START INPUT DATA

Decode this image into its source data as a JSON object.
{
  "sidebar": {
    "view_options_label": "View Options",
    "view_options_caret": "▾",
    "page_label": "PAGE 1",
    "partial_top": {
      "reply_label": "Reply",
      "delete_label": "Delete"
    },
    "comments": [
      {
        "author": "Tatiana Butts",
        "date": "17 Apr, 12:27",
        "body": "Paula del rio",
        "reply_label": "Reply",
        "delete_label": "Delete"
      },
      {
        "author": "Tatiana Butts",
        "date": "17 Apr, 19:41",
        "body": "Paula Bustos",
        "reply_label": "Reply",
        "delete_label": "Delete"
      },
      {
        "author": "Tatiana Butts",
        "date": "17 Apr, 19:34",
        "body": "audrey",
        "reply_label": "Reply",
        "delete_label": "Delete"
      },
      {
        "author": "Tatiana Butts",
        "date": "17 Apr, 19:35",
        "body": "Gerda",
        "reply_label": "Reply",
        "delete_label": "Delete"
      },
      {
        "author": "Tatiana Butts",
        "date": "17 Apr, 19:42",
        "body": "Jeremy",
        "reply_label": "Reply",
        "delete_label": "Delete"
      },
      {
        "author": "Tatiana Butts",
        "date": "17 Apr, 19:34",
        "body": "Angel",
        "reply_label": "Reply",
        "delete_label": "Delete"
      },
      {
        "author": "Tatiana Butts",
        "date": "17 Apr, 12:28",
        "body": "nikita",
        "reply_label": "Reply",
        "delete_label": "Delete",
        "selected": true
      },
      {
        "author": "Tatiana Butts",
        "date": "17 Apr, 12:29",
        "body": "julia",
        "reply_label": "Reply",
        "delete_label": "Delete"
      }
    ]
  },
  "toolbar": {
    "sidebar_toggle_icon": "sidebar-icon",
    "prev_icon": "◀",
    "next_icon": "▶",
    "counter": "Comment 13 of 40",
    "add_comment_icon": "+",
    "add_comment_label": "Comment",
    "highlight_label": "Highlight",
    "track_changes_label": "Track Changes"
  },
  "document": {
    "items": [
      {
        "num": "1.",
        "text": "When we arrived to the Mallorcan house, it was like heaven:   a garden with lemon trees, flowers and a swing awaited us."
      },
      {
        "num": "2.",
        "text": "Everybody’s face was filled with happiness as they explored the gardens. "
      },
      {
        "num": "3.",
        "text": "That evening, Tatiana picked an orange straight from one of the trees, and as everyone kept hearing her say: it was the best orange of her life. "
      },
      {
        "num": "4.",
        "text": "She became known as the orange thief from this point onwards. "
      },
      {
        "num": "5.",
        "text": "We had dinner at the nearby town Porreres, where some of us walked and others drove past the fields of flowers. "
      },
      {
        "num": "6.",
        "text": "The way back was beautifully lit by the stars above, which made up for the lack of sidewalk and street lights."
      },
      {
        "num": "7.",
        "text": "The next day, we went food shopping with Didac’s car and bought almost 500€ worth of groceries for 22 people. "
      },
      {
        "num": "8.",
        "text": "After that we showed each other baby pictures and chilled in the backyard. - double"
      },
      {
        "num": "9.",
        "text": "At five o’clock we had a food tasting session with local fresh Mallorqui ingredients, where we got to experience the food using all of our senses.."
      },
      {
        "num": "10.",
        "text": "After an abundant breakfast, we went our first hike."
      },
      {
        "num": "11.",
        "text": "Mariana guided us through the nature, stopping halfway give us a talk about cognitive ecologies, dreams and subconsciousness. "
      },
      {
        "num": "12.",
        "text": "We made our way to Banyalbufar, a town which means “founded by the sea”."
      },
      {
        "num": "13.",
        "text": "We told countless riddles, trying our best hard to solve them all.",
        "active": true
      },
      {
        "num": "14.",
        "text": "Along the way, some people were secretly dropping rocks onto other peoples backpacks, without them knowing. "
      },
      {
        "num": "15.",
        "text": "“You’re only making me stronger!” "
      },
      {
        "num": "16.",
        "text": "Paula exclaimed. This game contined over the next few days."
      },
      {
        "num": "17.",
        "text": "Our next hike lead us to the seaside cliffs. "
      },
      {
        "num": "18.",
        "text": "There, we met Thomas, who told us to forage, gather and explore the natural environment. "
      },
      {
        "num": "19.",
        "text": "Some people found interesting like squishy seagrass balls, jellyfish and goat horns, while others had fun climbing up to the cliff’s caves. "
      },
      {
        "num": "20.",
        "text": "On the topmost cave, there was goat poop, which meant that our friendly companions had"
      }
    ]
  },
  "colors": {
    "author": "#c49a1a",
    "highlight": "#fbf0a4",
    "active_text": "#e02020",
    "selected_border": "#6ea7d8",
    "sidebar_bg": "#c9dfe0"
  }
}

END INPUT DATA

[GIVEN TASK] Copy each line in the data that holds the word "food".

[WRITTEN REPLY]
        "text": "The next day, we went food shopping with Didac’s car and bought almost 500€ worth of groceries for 22 people. "
        "text": "At five o’clock we had a food tasting session with local fresh Mallorqui ingredients, where we got to experience the food using all of our senses.."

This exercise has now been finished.